> [TASK REQUIREMENTS] Find each line with the string "主旨演讲" and report it.

> [DATASET CONTENT]
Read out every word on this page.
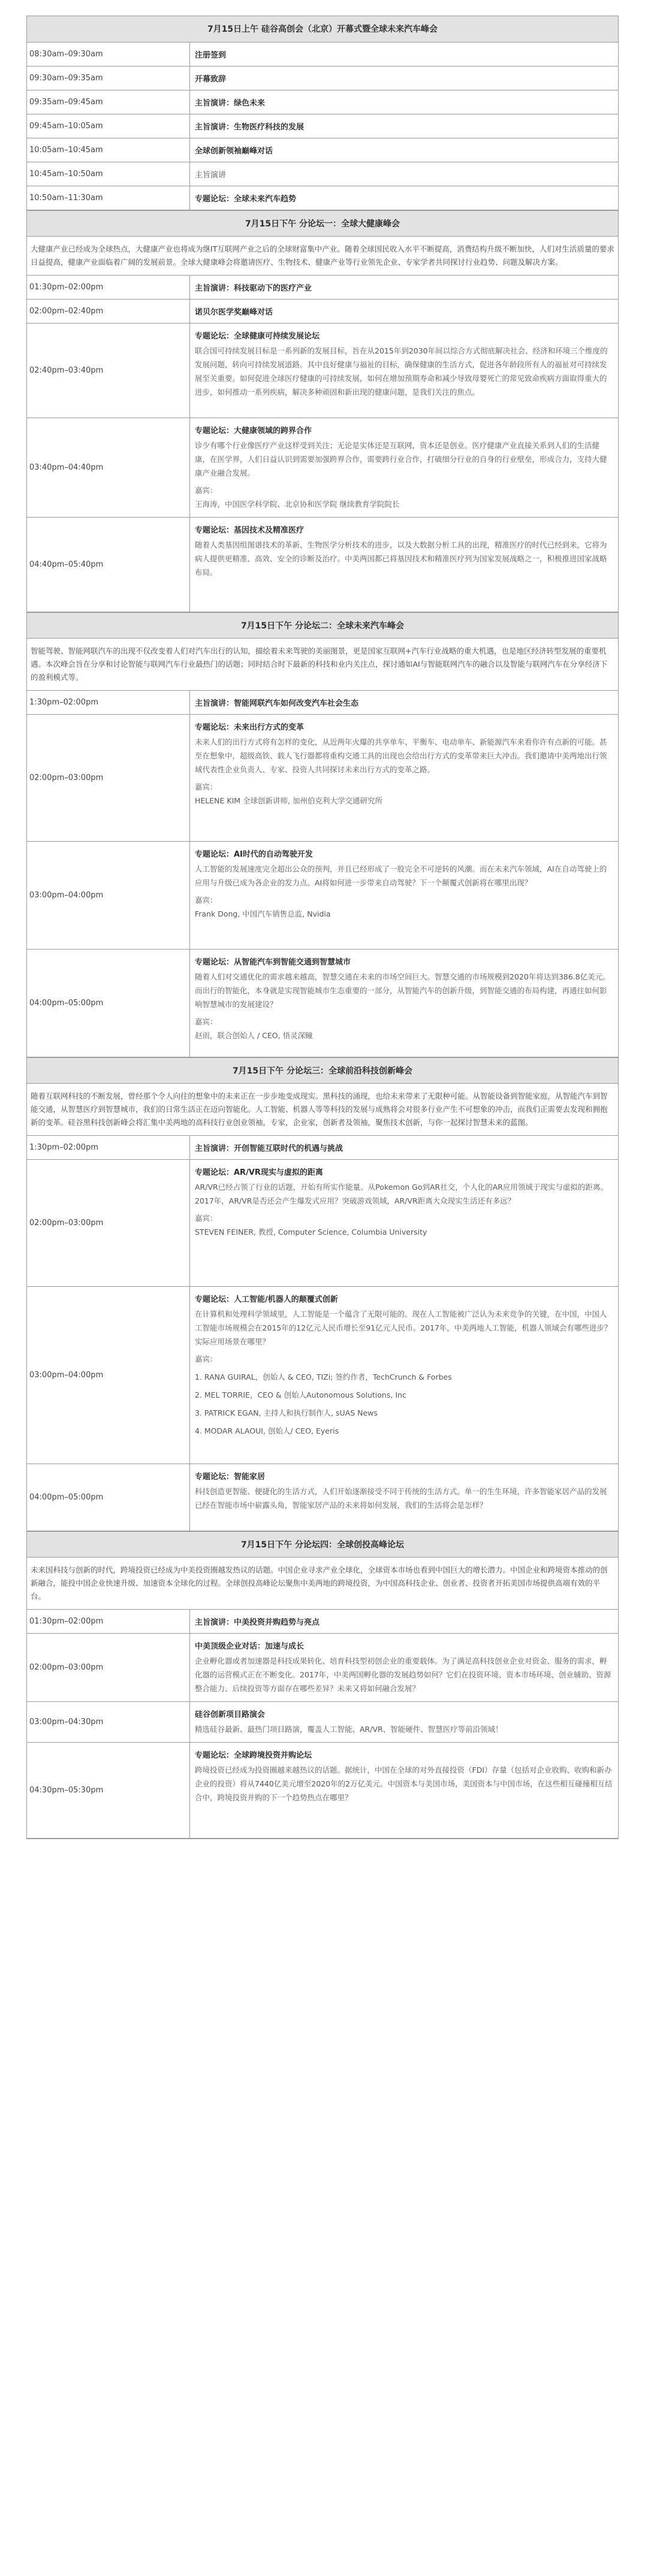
7月15日上午 硅谷高创会（北京）开幕式暨全球未来汽车峰会
08:30am–09:30am	注册签到
09:30am–09:35am	开幕致辞
09:35am–09:45am	主旨演讲：绿色未来
09:45am–10:05am	主旨演讲：生物医疗科技的发展
10:05am–10:45am	全球创新领袖巅峰对话
10:45am–10:50am	主旨演讲
10:50am–11:30am	专题论坛：全球未来汽车趋势
7月15日下午 分论坛一：全球大健康峰会
大健康产业已经成为全球热点，大健康产业也将成为继IT互联网产业之后的全球财富集中产业。随着全球国民收入水平不断提高，消费结构升级不断加快，人们对生活质量的要求日益提高，健康产业面临着广阔的发展前景。全球大健康峰会将邀请医疗、生物技术、健康产业等行业领先企业、专家学者共同探讨行业趋势、问题及解决方案。
01:30pm–02:00pm	主旨演讲：科技驱动下的医疗产业
02:00pm–02:40pm	诺贝尔医学奖巅峰对话
02:40pm–03:40pm
专题论坛：全球健康可持续发展论坛
联合国可持续发展目标是一系列新的发展目标，旨在从2015年到2030年间以综合方式彻底解决社会、经济和环境三个维度的发展问题，转向可持续发展道路。其中良好健康与福祉的目标，确保健康的生活方式，促进各年龄段所有人的福祉对可持续发展至关重要。如何促进全球医疗健康的可持续发展，如何在增加预期寿命和减少导致母婴死亡的常见致命疾病方面取得重大的进步，如何推动一系列疾病，解决多种顽固和新出现的健康问题，是我们关注的焦点。
03:40pm–04:40pm
专题论坛：大健康领域的跨界合作
诊少有哪个行业像医疗产业这样受到关注；无论是实体还是互联网，资本还是创业。医疗健康产业直接关系到人们的生活健康，在医学界，人们日益认识到需要加强跨界合作，需要跨行业合作，打破细分行业的自身的行业壁垒，形成合力，支持大健康产业融合发展。
嘉宾：
王海涛，中国医学科学院、北京协和医学院 继续教育学院院长
04:40pm–05:40pm
专题论坛：基因技术及精准医疗
随着人类基因组图谱技术的革新、生物医学分析技术的进步，以及大数据分析工具的出现，精准医疗的时代已经到来，它将为病人提供更精准、高效、安全的诊断及治疗。中美两国都已将基因技术和精准医疗列为国家发展战略之一，积极推进国家战略布局。
7月15日下午 分论坛二：全球未来汽车峰会
智能驾驶、智能网联汽车的出现不仅改变着人们对汽车出行的认知，描绘着未来驾驶的美丽图景，更是国家互联网+汽车行业战略的重大机遇，也是地区经济转型发展的重要机遇。本次峰会旨在分享和讨论智能与联网汽车行业最热门的话题；同时结合时下最新的科技和业内关注点，探讨通如AI与智能联网汽车的融合以及智能与联网汽车在分享经济下的盈利模式等。
1:30pm–02:00pm	主旨演讲：智能网联汽车如何改变汽车社会生态
02:00pm–03:00pm
专题论坛：未来出行方式的变革
未来人们的出行方式将有怎样的变化，从近两年火爆的共享单车、平衡车、电动单车、新能源汽车来看你许有点新的可能。甚至在想象中，超级高铁、载人飞行器都将重构交通工具的出现也会给出行方式的变革带来巨大冲击。我们邀请中美两地出行领域代表性企业负责人、专家、投资人共同探讨未来出行方式的变革之路。
嘉宾：
HELENE KIM 全球创新讲师, 加州伯克利大学交通研究所
03:00pm–04:00pm
专题论坛：AI时代的自动驾驶开发
人工智能的发展速度完全超出公众的预判，并且已经形成了一股完全不可逆转的风潮。而在未来汽车领域，AI在自动驾驶上的应用与升级已成为各企业的发力点。AI将如何进一步带来自动驾驶？下一个颠覆式创新将在哪里出现？
嘉宾：
Frank Dong, 中国汽车销售总监, Nvidia
04:00pm–05:00pm
专题论坛：从智能汽车到智能交通到智慧城市
随着人们对交通优化的需求越来越高，智慧交通在未来的市场空间巨大。智慧交通的市场规模到2020年将达到386.8亿美元。而出行的智能化，本身就是实现智能城市生态重要的一部分，从智能汽车的创新升级，到智能交通的布局构建，再通往如何影响智慧城市的发展建设？
嘉宾：
赵雨，联合创始人 / CEO, 悟灵深瞳
7月15日下午 分论坛三：全球前沿科技创新峰会
随着互联网科技的不断发展，曾经那个令人向往的想象中的未来正在一步步地变成现实。黑科技的涌现，也给未来带来了无限种可能。从智能设备到智能家庭，从智能汽车到智能交通，从智慧医疗到智慧城市，我们的日常生活正在迈向智能化。人工智能、机器人等等科技的发展与成熟将会对很多行业产生不可想象的冲击，而我们正需要去发现和拥抱新的变革。硅谷黑科技创新峰会将汇集中美两地的高科技行业创业领袖，专家，企业家，创新者及领袖，聚焦技术创新，与你一起探讨智慧未来的蓝图。
1:30pm–02:00pm	主旨演讲：开创智能互联时代的机遇与挑战
02:00pm–03:00pm
专题论坛：AR/VR现实与虚拟的距离
AR/VR已经占领了行业的话题，开始有所实作能量。从Pokemon Go到AR社交，个人化的AR应用领域于现实与虚拟的距离。2017年，AR/VR是否还会产生爆发式应用？突破游戏领域，AR/VR距离大众现实生活还有多远？
嘉宾：
STEVEN FEINER, 教授, Computer Science, Columbia University
03:00pm–04:00pm
专题论坛：人工智能/机器人的颠覆式创新
在计算机和处理科学领域里，人工智能是一个蕴含了无限可能的。现在人工智能被广泛认为未来竞争的关键，在中国，中国人工智能市场规模会在2015年的12亿元人民币增长至91亿元人民币。2017年，中美两地人工智能，机器人领域会有哪些进步？实际应用场景在哪里？
嘉宾：
1. RANA GUIRAL，创始人 & CEO, TIZi; 签约作者，TechCrunch & Forbes
2. MEL TORRIE，CEO & 创始人Autonomous Solutions, Inc
3. PATRICK EGAN, 主持人和执行制作人, sUAS News
4. MODAR ALAOUI, 创始人/ CEO, Eyeris
04:00pm–05:00pm
专题论坛：智能家居
科技创造更智能、便捷化的生活方式，人们开始逐渐接受不同于传统的生活方式。单一的生生环境，许多智能家居产品的发展已经在智能市场中崭露头角，智能家居产品的未来将如何发展，我们的生活将会是怎样？
7月15日下午 分论坛四：全球创投高峰论坛
未来国科技与创新的时代，跨境投资已经成为中美投资圈越发热议的话题。中国企业寻求产业全球化，全球资本市场也看到中国巨大的增长潜力。中国企业和跨境资本推动的创新融合，能投中国企业快速升级、加速资本全球化的过程。全球创投高峰论坛聚焦中美两地的跨境投资，为中国高科技企业、创业者、投资者开拓美国市场提供高端有效的平台。
01:30pm–02:00pm	主旨演讲：中美投资并购趋势与亮点
02:00pm–03:00pm
中美顶级企业对话：加速与成长
企业孵化器或者加速器是科技成果转化、培育科技型初创企业的重要载体。为了满足高科技创业企业对资金、服务的需求，孵化器的运营模式正在不断变化。2017年，中美两国孵化器的发展趋势如何？它们在投资环境、资本市场环境、创业辅助、资源整合能力、后续投资等方面存在哪些差异？未来又将如何融合发展？
03:00pm–04:30pm
硅谷创新项目路演会
精选硅谷最新、最热门项目路演，覆盖人工智能、AR/VR、智能硬件、智慧医疗等前沿领域！
04:30pm–05:30pm
专题论坛：全球跨境投资并购论坛
跨境投资已经成为投资圈越来越热议的话题。据统计，中国在全球的对外直接投资（FDI）存量（包括对企业收购、收购和新办企业的投资）将从7440亿美元增至2020年的2万亿美元。中国资本与美国市场，美国资本与中国市场，在这些相互碰撞相互结合中，跨境投资并购的下一个趋势热点在哪里？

> [EXERCISE RESULT]
09:35am–09:45am	主旨演讲：绿色未来
09:45am–10:05am	主旨演讲：生物医疗科技的发展
10:45am–10:50am	主旨演讲
01:30pm–02:00pm	主旨演讲：科技驱动下的医疗产业
1:30pm–02:00pm	主旨演讲：智能网联汽车如何改变汽车社会生态
1:30pm–02:00pm	主旨演讲：开创智能互联时代的机遇与挑战
01:30pm–02:00pm	主旨演讲：中美投资并购趋势与亮点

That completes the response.